[Stored items]
»»

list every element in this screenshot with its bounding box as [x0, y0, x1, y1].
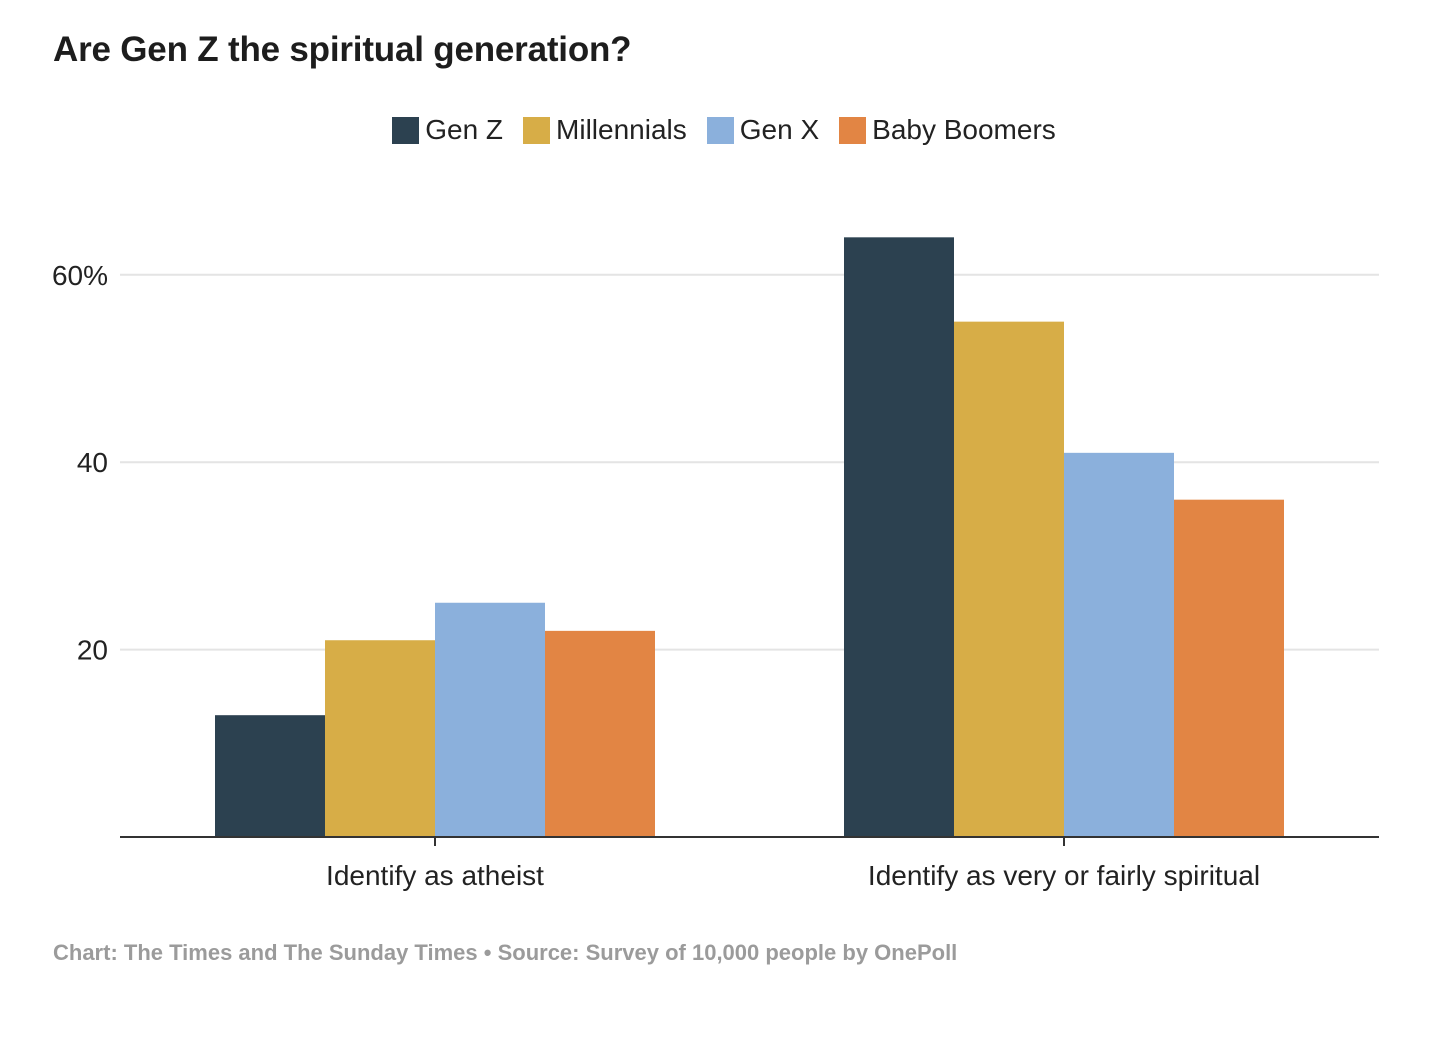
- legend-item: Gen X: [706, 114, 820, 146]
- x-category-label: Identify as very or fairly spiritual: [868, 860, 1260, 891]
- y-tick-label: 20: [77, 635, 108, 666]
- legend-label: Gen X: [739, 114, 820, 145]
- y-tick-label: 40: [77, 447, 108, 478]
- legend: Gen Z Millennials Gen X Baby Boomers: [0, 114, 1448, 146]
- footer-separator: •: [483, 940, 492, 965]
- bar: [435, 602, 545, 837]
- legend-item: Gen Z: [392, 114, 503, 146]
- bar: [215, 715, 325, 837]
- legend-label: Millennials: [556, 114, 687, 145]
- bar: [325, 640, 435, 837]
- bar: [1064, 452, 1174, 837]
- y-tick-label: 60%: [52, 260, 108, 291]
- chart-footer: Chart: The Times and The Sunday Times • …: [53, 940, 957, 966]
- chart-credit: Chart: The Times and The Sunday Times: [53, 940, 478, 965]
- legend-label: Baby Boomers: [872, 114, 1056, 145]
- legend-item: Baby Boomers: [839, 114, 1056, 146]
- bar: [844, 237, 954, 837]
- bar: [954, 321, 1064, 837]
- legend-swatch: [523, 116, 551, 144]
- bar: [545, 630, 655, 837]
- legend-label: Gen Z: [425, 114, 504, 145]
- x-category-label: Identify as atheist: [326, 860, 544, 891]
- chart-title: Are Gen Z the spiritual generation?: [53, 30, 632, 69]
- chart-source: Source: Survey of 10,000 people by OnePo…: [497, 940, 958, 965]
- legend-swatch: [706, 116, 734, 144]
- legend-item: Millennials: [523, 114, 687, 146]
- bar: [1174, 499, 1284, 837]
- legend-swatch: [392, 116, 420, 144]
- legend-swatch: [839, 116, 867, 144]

««

--- YOUR OBJECTIVE ---
Copy the rows above word for word, leaving out the pictures.

--- EXERCISE OUTPUT ---
list every element in this screenshot with its bounding box as [x0, y0, x1, y1].
- legend-item: Gen X: [706, 114, 820, 146]
- x-category-label: Identify as very or fairly spiritual: [868, 860, 1260, 891]
- y-tick-label: 20: [77, 635, 108, 666]
- legend-label: Gen X: [739, 114, 820, 145]
- y-tick-label: 40: [77, 447, 108, 478]
- legend: Gen Z Millennials Gen X Baby Boomers: [0, 114, 1448, 146]
- footer-separator: •: [483, 940, 492, 965]
- bar: [435, 602, 545, 837]
- legend-item: Gen Z: [392, 114, 503, 146]
- bar: [215, 715, 325, 837]
- legend-label: Millennials: [556, 114, 687, 145]
- bar: [325, 640, 435, 837]
- bar: [1064, 452, 1174, 837]
- y-tick-label: 60%: [52, 260, 108, 291]
- chart-footer: Chart: The Times and The Sunday Times • …: [53, 940, 957, 966]
- chart-credit: Chart: The Times and The Sunday Times: [53, 940, 478, 965]
- legend-label: Baby Boomers: [872, 114, 1056, 145]
- legend-item: Baby Boomers: [839, 114, 1056, 146]
- bar: [844, 237, 954, 837]
- bar: [954, 321, 1064, 837]
- legend-swatch: [523, 116, 551, 144]
- bar: [545, 630, 655, 837]
- legend-label: Gen Z: [425, 114, 504, 145]
- x-category-label: Identify as atheist: [326, 860, 544, 891]
- chart-title: Are Gen Z the spiritual generation?: [53, 30, 632, 69]
- chart-source: Source: Survey of 10,000 people by OnePo…: [497, 940, 958, 965]
- legend-swatch: [706, 116, 734, 144]
- legend-item: Millennials: [523, 114, 687, 146]
- bar: [1174, 499, 1284, 837]
- legend-swatch: [392, 116, 420, 144]
- legend-swatch: [839, 116, 867, 144]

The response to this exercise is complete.